Exactly reproduce each record listed below.

__SUPPLIED INFORMATION__.
- - -
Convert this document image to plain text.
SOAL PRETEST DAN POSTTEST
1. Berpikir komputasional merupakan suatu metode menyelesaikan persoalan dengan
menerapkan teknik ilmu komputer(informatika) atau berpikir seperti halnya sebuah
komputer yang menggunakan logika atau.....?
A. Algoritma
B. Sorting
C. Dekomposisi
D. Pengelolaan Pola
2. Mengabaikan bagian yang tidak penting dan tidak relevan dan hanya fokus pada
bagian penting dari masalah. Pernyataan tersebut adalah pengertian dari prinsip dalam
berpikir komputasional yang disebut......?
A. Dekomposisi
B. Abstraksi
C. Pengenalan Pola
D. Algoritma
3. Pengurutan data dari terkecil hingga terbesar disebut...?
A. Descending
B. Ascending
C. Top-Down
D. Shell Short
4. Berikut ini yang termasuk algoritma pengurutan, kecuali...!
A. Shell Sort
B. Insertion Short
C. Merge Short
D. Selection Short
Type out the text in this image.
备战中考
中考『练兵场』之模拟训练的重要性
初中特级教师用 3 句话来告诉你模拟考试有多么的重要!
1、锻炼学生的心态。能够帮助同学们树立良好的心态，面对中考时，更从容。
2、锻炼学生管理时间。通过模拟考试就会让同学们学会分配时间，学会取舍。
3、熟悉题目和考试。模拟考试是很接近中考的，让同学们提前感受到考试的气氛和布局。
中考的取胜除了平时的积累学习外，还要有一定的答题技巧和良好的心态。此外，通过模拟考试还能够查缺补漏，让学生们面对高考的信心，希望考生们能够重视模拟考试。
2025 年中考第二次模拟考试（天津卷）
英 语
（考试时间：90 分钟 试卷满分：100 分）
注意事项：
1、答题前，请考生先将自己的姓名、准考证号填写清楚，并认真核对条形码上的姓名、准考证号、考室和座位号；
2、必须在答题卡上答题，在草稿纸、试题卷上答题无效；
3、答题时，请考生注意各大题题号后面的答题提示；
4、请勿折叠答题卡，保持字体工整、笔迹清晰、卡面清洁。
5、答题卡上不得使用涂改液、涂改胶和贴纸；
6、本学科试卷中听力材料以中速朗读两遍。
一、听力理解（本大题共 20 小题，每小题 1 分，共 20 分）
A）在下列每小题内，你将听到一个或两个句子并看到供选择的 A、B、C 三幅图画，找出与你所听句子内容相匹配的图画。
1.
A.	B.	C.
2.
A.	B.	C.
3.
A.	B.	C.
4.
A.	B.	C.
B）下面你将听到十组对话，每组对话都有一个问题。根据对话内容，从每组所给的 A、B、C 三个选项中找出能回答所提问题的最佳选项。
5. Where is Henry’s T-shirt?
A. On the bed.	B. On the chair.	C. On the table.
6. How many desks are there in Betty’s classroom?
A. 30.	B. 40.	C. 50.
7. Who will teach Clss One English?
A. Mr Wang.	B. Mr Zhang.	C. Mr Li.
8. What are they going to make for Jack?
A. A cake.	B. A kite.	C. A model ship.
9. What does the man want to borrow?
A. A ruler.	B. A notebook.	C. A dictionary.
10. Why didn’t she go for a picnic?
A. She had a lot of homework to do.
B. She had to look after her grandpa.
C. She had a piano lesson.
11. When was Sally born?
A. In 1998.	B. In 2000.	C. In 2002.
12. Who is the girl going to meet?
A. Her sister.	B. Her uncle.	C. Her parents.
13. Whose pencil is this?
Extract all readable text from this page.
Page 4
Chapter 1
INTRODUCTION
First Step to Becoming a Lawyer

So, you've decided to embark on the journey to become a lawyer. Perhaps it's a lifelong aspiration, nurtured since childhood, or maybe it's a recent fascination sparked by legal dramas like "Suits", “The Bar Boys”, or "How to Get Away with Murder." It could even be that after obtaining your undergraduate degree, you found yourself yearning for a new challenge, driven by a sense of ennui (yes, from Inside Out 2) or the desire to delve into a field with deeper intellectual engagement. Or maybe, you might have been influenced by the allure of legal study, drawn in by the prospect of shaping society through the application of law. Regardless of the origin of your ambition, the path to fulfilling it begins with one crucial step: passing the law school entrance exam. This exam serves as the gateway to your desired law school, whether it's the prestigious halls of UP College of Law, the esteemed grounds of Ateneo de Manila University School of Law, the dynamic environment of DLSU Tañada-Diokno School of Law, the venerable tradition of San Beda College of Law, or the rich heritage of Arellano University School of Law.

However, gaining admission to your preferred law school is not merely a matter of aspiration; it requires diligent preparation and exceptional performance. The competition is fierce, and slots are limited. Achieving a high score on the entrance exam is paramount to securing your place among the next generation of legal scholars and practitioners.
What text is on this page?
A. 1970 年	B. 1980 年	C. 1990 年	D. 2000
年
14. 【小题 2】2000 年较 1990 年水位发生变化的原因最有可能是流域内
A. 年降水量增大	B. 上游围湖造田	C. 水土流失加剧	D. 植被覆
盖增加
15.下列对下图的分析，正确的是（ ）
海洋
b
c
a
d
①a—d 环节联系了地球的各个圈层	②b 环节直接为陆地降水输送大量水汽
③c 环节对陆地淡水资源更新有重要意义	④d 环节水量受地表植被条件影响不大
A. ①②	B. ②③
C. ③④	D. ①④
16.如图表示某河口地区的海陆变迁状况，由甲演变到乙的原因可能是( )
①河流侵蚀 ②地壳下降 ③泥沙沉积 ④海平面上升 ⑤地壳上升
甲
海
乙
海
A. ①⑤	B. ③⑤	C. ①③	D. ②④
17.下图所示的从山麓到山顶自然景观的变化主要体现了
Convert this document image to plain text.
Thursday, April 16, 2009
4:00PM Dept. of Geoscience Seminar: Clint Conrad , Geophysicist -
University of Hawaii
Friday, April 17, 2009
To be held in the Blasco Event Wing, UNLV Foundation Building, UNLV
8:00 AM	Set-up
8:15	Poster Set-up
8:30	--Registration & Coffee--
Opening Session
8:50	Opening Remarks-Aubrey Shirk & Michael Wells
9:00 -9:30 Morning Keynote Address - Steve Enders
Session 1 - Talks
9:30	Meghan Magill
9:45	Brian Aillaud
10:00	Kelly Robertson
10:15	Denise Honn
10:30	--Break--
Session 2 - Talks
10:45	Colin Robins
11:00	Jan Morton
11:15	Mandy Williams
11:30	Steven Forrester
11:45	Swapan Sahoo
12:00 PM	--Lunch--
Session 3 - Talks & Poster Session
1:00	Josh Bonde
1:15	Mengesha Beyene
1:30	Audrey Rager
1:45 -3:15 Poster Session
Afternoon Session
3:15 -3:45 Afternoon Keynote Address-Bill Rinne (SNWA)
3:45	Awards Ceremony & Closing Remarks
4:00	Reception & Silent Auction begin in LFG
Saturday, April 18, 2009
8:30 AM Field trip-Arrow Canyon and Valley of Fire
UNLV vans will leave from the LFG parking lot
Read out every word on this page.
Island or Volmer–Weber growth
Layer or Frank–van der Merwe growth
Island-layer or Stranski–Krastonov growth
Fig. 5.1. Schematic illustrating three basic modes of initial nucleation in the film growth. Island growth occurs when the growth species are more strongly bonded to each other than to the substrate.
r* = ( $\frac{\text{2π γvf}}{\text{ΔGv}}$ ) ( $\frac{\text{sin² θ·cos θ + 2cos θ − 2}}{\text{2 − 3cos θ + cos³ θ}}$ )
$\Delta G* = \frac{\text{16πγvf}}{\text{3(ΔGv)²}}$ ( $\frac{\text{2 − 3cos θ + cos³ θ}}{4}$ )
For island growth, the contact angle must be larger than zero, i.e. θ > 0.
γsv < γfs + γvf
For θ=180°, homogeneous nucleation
- - -
__EXERCISE OUTPUT__.
Convert this document image to plain text.
SOAL PRETEST DAN POSTTEST
1. Berpikir komputasional merupakan suatu metode menyelesaikan persoalan dengan
menerapkan teknik ilmu komputer(informatika) atau berpikir seperti halnya sebuah
komputer yang menggunakan logika atau.....?
A. Algoritma
B. Sorting
C. Dekomposisi
D. Pengelolaan Pola
2. Mengabaikan bagian yang tidak penting dan tidak relevan dan hanya fokus pada
bagian penting dari masalah. Pernyataan tersebut adalah pengertian dari prinsip dalam
berpikir komputasional yang disebut......?
A. Dekomposisi
B. Abstraksi
C. Pengenalan Pola
D. Algoritma
3. Pengurutan data dari terkecil hingga terbesar disebut...?
A. Descending
B. Ascending
C. Top-Down
D. Shell Short
4. Berikut ini yang termasuk algoritma pengurutan, kecuali...!
A. Shell Sort
B. Insertion Short
C. Merge Short
D. Selection Short
Type out the text in this image.
备战中考
中考『练兵场』之模拟训练的重要性
初中特级教师用 3 句话来告诉你模拟考试有多么的重要!
1、锻炼学生的心态。能够帮助同学们树立良好的心态，面对中考时，更从容。
2、锻炼学生管理时间。通过模拟考试就会让同学们学会分配时间，学会取舍。
3、熟悉题目和考试。模拟考试是很接近中考的，让同学们提前感受到考试的气氛和布局。
中考的取胜除了平时的积累学习外，还要有一定的答题技巧和良好的心态。此外，通过模拟考试还能够查缺补漏，让学生们面对高考的信心，希望考生们能够重视模拟考试。
2025 年中考第二次模拟考试（天津卷）
英 语
（考试时间：90 分钟 试卷满分：100 分）
注意事项：
1、答题前，请考生先将自己的姓名、准考证号填写清楚，并认真核对条形码上的姓名、准考证号、考室和座位号；
2、必须在答题卡上答题，在草稿纸、试题卷上答题无效；
3、答题时，请考生注意各大题题号后面的答题提示；
4、请勿折叠答题卡，保持字体工整、笔迹清晰、卡面清洁。
5、答题卡上不得使用涂改液、涂改胶和贴纸；
6、本学科试卷中听力材料以中速朗读两遍。
一、听力理解（本大题共 20 小题，每小题 1 分，共 20 分）
A）在下列每小题内，你将听到一个或两个句子并看到供选择的 A、B、C 三幅图画，找出与你所听句子内容相匹配的图画。
1.
A.	B.	C.
2.
A.	B.	C.
3.
A.	B.	C.
4.
A.	B.	C.
B）下面你将听到十组对话，每组对话都有一个问题。根据对话内容，从每组所给的 A、B、C 三个选项中找出能回答所提问题的最佳选项。
5. Where is Henry’s T-shirt?
A. On the bed.	B. On the chair.	C. On the table.
6. How many desks are there in Betty’s classroom?
A. 30.	B. 40.	C. 50.
7. Who will teach Clss One English?
A. Mr Wang.	B. Mr Zhang.	C. Mr Li.
8. What are they going to make for Jack?
A. A cake.	B. A kite.	C. A model ship.
9. What does the man want to borrow?
A. A ruler.	B. A notebook.	C. A dictionary.
10. Why didn’t she go for a picnic?
A. She had a lot of homework to do.
B. She had to look after her grandpa.
C. She had a piano lesson.
11. When was Sally born?
A. In 1998.	B. In 2000.	C. In 2002.
12. Who is the girl going to meet?
A. Her sister.	B. Her uncle.	C. Her parents.
13. Whose pencil is this?
Extract all readable text from this page.
Page 4
Chapter 1
INTRODUCTION
First Step to Becoming a Lawyer

So, you've decided to embark on the journey to become a lawyer. Perhaps it's a lifelong aspiration, nurtured since childhood, or maybe it's a recent fascination sparked by legal dramas like "Suits", “The Bar Boys”, or "How to Get Away with Murder." It could even be that after obtaining your undergraduate degree, you found yourself yearning for a new challenge, driven by a sense of ennui (yes, from Inside Out 2) or the desire to delve into a field with deeper intellectual engagement. Or maybe, you might have been influenced by the allure of legal study, drawn in by the prospect of shaping society through the application of law. Regardless of the origin of your ambition, the path to fulfilling it begins with one crucial step: passing the law school entrance exam. This exam serves as the gateway to your desired law school, whether it's the prestigious halls of UP College of Law, the esteemed grounds of Ateneo de Manila University School of Law, the dynamic environment of DLSU Tañada-Diokno School of Law, the venerable tradition of San Beda College of Law, or the rich heritage of Arellano University School of Law.

However, gaining admission to your preferred law school is not merely a matter of aspiration; it requires diligent preparation and exceptional performance. The competition is fierce, and slots are limited. Achieving a high score on the entrance exam is paramount to securing your place among the next generation of legal scholars and practitioners.
What text is on this page?
A. 1970 年	B. 1980 年	C. 1990 年	D. 2000
年
14. 【小题 2】2000 年较 1990 年水位发生变化的原因最有可能是流域内
A. 年降水量增大	B. 上游围湖造田	C. 水土流失加剧	D. 植被覆
盖增加
15.下列对下图的分析，正确的是（ ）
海洋
b
c
a
d
①a—d 环节联系了地球的各个圈层	②b 环节直接为陆地降水输送大量水汽
③c 环节对陆地淡水资源更新有重要意义	④d 环节水量受地表植被条件影响不大
A. ①②	B. ②③
C. ③④	D. ①④
16.如图表示某河口地区的海陆变迁状况，由甲演变到乙的原因可能是( )
①河流侵蚀 ②地壳下降 ③泥沙沉积 ④海平面上升 ⑤地壳上升
甲
海
乙
海
A. ①⑤	B. ③⑤	C. ①③	D. ②④
17.下图所示的从山麓到山顶自然景观的变化主要体现了
Convert this document image to plain text.
Thursday, April 16, 2009
4:00PM Dept. of Geoscience Seminar: Clint Conrad , Geophysicist -
University of Hawaii
Friday, April 17, 2009
To be held in the Blasco Event Wing, UNLV Foundation Building, UNLV
8:00 AM	Set-up
8:15	Poster Set-up
8:30	--Registration & Coffee--
Opening Session
8:50	Opening Remarks-Aubrey Shirk & Michael Wells
9:00 -9:30 Morning Keynote Address - Steve Enders
Session 1 - Talks
9:30	Meghan Magill
9:45	Brian Aillaud
10:00	Kelly Robertson
10:15	Denise Honn
10:30	--Break--
Session 2 - Talks
10:45	Colin Robins
11:00	Jan Morton
11:15	Mandy Williams
11:30	Steven Forrester
11:45	Swapan Sahoo
12:00 PM	--Lunch--
Session 3 - Talks & Poster Session
1:00	Josh Bonde
1:15	Mengesha Beyene
1:30	Audrey Rager
1:45 -3:15 Poster Session
Afternoon Session
3:15 -3:45 Afternoon Keynote Address-Bill Rinne (SNWA)
3:45	Awards Ceremony & Closing Remarks
4:00	Reception & Silent Auction begin in LFG
Saturday, April 18, 2009
8:30 AM Field trip-Arrow Canyon and Valley of Fire
UNLV vans will leave from the LFG parking lot
Read out every word on this page.
Island or Volmer–Weber growth
Layer or Frank–van der Merwe growth
Island-layer or Stranski–Krastonov growth
Fig. 5.1. Schematic illustrating three basic modes of initial nucleation in the film growth. Island growth occurs when the growth species are more strongly bonded to each other than to the substrate.
r* = ( $\frac{\text{2π γvf}}{\text{ΔGv}}$ ) ( $\frac{\text{sin² θ·cos θ + 2cos θ − 2}}{\text{2 − 3cos θ + cos³ θ}}$ )
$\Delta G* = \frac{\text{16πγvf}}{\text{3(ΔGv)²}}$ ( $\frac{\text{2 − 3cos θ + cos³ θ}}{4}$ )
For island growth, the contact angle must be larger than zero, i.e. θ > 0.
γsv < γfs + γvf
For θ=180°, homogeneous nucleation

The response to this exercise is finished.